> _Stated problem_
How many lines in the items below contain the string "Unread" with matching case? Reply with the number alone.

> _Input for this task_
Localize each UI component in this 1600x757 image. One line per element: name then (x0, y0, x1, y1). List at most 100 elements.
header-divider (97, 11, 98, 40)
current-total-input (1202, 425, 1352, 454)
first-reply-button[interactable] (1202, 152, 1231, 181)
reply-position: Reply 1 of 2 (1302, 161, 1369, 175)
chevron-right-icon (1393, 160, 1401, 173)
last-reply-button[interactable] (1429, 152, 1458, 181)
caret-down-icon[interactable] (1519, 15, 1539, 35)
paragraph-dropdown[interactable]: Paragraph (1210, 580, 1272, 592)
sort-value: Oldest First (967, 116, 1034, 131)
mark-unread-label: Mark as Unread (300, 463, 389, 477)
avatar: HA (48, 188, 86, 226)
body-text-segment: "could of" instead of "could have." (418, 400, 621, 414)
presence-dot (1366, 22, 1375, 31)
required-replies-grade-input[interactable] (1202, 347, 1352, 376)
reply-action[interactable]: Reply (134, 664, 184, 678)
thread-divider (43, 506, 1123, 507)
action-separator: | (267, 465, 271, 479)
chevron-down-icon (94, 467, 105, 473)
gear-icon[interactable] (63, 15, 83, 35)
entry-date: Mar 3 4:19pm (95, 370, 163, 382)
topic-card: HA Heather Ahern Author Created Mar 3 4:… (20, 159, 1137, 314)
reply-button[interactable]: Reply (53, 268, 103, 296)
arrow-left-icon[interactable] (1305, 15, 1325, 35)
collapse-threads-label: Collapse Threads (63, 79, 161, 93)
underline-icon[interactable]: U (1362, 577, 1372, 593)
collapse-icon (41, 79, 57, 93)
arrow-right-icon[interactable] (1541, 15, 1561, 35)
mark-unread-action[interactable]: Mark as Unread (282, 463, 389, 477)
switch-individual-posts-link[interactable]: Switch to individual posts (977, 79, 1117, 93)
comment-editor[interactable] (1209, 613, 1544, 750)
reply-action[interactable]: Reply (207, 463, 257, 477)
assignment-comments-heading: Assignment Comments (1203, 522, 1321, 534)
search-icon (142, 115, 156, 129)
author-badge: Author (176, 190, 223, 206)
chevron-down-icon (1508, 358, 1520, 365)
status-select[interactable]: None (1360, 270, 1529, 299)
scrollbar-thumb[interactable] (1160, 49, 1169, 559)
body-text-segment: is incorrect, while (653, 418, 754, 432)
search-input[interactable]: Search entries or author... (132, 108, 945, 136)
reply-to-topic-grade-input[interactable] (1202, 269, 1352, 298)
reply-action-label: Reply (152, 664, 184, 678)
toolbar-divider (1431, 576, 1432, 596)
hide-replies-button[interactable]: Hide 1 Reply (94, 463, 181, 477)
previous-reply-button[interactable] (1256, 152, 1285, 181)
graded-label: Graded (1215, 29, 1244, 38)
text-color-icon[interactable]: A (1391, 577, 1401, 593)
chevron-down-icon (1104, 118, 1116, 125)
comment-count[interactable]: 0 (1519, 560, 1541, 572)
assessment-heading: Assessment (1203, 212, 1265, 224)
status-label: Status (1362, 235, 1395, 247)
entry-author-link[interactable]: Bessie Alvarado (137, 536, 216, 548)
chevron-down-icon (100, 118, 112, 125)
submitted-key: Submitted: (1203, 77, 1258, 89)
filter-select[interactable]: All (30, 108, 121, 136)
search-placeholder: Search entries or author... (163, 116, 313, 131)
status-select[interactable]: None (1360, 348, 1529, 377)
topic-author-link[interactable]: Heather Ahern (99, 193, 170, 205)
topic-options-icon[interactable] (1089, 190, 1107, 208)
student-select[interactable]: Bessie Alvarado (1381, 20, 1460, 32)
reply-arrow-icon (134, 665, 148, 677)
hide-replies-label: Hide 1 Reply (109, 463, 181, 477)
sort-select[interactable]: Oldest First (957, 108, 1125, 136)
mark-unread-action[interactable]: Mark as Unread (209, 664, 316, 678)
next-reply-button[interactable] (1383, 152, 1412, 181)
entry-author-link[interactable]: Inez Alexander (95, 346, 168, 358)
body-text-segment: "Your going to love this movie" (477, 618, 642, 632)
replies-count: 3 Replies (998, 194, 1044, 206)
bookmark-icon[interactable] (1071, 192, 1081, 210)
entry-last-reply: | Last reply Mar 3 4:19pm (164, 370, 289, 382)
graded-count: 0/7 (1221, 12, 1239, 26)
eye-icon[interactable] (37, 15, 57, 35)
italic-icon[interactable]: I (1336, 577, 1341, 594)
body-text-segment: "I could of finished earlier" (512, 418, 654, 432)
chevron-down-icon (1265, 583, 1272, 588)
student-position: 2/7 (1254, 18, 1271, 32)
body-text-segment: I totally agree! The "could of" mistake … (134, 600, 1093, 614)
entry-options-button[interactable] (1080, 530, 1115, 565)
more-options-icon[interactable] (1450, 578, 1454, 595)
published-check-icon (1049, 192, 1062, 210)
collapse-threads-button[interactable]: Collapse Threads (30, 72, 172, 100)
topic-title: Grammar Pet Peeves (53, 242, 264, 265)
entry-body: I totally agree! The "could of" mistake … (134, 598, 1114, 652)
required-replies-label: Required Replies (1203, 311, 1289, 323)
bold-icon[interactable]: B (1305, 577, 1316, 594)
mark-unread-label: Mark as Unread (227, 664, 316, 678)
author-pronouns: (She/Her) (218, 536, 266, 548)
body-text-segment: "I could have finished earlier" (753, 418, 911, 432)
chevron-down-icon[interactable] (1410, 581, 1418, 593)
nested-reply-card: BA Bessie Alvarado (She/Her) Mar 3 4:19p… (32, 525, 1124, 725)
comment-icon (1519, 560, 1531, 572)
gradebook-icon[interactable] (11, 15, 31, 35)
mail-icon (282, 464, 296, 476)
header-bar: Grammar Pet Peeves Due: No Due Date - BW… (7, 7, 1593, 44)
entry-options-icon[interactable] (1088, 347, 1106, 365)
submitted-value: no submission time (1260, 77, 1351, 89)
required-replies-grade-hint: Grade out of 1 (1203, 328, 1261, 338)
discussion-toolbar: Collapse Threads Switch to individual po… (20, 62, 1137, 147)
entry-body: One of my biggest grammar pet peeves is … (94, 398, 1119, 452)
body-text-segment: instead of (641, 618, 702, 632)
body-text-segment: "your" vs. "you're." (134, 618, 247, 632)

* * *

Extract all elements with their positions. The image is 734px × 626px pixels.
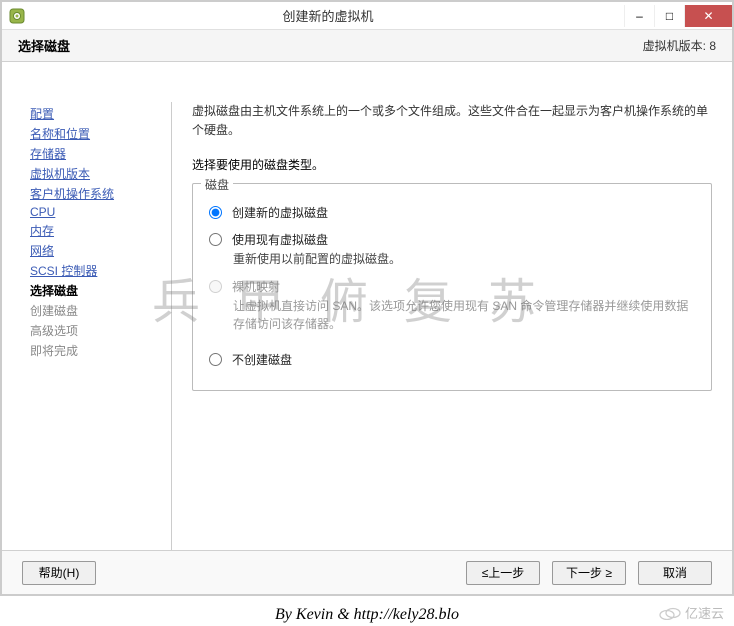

--

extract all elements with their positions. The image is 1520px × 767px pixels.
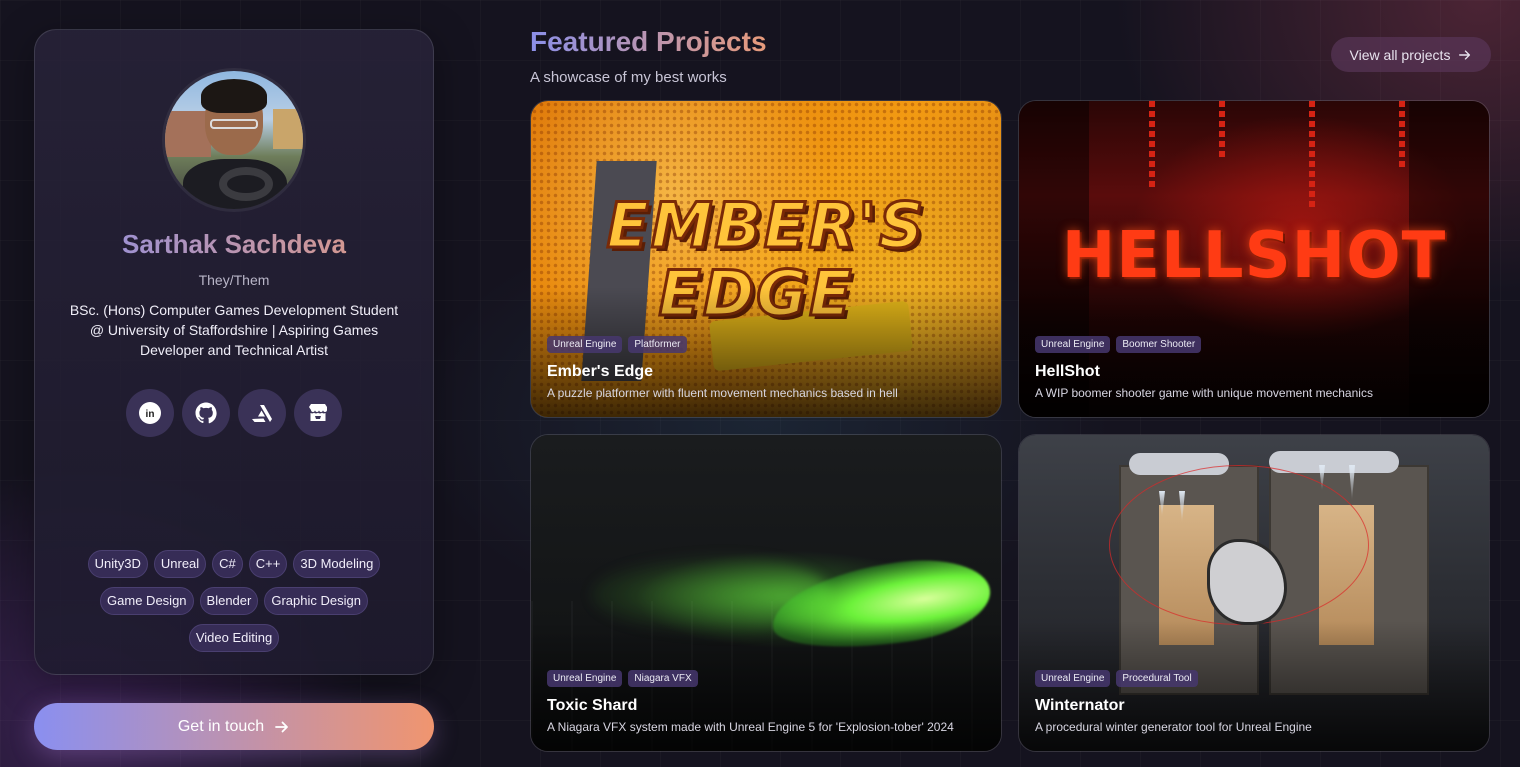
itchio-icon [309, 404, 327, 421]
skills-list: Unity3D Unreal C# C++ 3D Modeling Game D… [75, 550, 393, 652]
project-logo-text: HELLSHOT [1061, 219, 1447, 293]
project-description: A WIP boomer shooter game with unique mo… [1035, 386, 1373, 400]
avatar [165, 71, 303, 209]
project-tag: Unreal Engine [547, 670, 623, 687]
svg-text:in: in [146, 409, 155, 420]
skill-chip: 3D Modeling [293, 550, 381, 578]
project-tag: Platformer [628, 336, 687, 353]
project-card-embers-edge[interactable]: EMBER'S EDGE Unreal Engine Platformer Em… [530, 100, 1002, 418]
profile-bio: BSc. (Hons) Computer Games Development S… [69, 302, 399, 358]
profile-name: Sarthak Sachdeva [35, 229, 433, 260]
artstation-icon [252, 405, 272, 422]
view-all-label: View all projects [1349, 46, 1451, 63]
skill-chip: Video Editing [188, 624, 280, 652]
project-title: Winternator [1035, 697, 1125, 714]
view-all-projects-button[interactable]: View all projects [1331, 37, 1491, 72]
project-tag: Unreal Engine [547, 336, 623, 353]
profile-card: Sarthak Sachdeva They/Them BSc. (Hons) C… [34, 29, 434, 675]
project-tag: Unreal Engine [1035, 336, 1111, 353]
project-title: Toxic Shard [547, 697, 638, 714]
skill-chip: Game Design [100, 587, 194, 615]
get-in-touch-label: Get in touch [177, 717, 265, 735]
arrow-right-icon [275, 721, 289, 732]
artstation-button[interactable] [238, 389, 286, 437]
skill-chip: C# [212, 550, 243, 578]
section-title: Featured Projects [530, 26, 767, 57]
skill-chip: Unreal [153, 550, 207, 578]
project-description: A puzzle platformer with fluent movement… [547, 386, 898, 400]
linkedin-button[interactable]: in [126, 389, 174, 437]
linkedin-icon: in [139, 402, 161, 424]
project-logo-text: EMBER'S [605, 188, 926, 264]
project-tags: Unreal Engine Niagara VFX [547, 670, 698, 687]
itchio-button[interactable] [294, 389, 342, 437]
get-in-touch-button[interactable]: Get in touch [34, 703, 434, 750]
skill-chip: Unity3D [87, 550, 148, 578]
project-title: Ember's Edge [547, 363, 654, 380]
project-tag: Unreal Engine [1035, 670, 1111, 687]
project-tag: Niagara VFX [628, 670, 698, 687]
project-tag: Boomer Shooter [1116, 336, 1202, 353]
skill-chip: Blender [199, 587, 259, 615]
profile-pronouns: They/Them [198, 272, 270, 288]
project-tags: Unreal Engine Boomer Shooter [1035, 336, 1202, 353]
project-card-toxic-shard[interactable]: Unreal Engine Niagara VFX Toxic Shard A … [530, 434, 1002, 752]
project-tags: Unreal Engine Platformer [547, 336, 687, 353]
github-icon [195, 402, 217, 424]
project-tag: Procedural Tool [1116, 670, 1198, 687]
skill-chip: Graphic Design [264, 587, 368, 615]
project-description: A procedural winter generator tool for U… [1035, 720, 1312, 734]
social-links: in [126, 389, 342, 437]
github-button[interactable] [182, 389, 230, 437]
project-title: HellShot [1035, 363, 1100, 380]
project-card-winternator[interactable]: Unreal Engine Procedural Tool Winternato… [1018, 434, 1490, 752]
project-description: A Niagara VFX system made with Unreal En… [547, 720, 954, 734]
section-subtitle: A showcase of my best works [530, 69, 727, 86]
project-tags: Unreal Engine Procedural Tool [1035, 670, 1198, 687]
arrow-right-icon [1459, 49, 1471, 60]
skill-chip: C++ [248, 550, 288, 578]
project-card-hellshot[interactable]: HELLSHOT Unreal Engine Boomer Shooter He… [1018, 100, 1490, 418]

> _Exercise solution_
4